• [Task objective] Repeat each line exactly as it is written.

• [Records for this task]
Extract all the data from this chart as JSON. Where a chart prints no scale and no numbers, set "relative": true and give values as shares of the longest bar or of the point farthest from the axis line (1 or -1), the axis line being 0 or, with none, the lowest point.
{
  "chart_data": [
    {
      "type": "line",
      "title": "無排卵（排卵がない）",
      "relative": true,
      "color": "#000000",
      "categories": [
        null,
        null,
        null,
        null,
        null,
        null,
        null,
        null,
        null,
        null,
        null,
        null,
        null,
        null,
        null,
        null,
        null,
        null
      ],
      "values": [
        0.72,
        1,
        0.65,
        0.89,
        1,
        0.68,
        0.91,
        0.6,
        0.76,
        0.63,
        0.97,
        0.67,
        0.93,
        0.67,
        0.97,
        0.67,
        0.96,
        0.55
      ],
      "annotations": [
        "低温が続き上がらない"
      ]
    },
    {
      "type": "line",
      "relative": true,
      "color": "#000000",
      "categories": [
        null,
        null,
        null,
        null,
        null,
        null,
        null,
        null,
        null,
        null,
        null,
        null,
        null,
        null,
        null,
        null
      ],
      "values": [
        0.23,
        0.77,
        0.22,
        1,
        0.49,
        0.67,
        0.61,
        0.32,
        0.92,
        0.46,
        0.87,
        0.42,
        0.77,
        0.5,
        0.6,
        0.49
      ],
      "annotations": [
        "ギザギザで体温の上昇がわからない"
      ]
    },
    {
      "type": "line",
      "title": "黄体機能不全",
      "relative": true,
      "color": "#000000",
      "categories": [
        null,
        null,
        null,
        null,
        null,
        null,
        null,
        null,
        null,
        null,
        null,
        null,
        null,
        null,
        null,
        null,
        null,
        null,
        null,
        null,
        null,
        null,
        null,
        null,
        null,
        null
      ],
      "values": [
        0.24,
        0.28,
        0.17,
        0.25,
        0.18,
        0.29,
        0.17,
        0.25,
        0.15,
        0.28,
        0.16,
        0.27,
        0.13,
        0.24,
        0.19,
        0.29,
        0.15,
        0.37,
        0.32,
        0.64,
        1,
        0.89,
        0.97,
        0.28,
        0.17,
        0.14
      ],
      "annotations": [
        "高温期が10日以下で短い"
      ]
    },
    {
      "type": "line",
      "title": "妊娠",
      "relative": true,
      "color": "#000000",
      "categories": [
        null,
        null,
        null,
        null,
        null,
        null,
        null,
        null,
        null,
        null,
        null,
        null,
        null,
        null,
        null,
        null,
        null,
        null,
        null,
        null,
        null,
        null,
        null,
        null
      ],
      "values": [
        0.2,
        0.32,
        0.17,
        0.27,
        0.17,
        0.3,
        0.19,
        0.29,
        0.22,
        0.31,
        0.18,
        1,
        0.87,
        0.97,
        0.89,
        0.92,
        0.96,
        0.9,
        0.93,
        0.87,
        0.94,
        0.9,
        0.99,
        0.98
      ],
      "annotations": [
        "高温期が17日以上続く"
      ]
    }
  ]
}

• [Final result]
Extract all the data from this chart as JSON. Where a chart prints no scale and no numbers, set "relative": true and give values as shares of the longest bar or of the point farthest from the axis line (1 or -1), the axis line being 0 or, with none, the lowest point.
{
  "chart_data": [
    {
      "type": "line",
      "title": "無排卵（排卵がない）",
      "relative": true,
      "color": "#000000",
      "categories": [
        null,
        null,
        null,
        null,
        null,
        null,
        null,
        null,
        null,
        null,
        null,
        null,
        null,
        null,
        null,
        null,
        null,
        null
      ],
      "values": [
        0.72,
        1,
        0.65,
        0.89,
        1,
        0.68,
        0.91,
        0.6,
        0.76,
        0.63,
        0.97,
        0.67,
        0.93,
        0.67,
        0.97,
        0.67,
        0.96,
        0.55
      ],
      "annotations": [
        "低温が続き上がらない"
      ]
    },
    {
      "type": "line",
      "relative": true,
      "color": "#000000",
      "categories": [
        null,
        null,
        null,
        null,
        null,
        null,
        null,
        null,
        null,
        null,
        null,
        null,
        null,
        null,
        null,
        null
      ],
      "values": [
        0.23,
        0.77,
        0.22,
        1,
        0.49,
        0.67,
        0.61,
        0.32,
        0.92,
        0.46,
        0.87,
        0.42,
        0.77,
        0.5,
        0.6,
        0.49
      ],
      "annotations": [
        "ギザギザで体温の上昇がわからない"
      ]
    },
    {
      "type": "line",
      "title": "黄体機能不全",
      "relative": true,
      "color": "#000000",
      "categories": [
        null,
        null,
        null,
        null,
        null,
        null,
        null,
        null,
        null,
        null,
        null,
        null,
        null,
        null,
        null,
        null,
        null,
        null,
        null,
        null,
        null,
        null,
        null,
        null,
        null,
        null
      ],
      "values": [
        0.24,
        0.28,
        0.17,
        0.25,
        0.18,
        0.29,
        0.17,
        0.25,
        0.15,
        0.28,
        0.16,
        0.27,
        0.13,
        0.24,
        0.19,
        0.29,
        0.15,
        0.37,
        0.32,
        0.64,
        1,
        0.89,
        0.97,
        0.28,
        0.17,
        0.14
      ],
      "annotations": [
        "高温期が10日以下で短い"
      ]
    },
    {
      "type": "line",
      "title": "妊娠",
      "relative": true,
      "color": "#000000",
      "categories": [
        null,
        null,
        null,
        null,
        null,
        null,
        null,
        null,
        null,
        null,
        null,
        null,
        null,
        null,
        null,
        null,
        null,
        null,
        null,
        null,
        null,
        null,
        null,
        null
      ],
      "values": [
        0.2,
        0.32,
        0.17,
        0.27,
        0.17,
        0.3,
        0.19,
        0.29,
        0.22,
        0.31,
        0.18,
        1,
        0.87,
        0.97,
        0.89,
        0.92,
        0.96,
        0.9,
        0.93,
        0.87,
        0.94,
        0.9,
        0.99,
        0.98
      ],
      "annotations": [
        "高温期が17日以上続く"
      ]
    }
  ]
}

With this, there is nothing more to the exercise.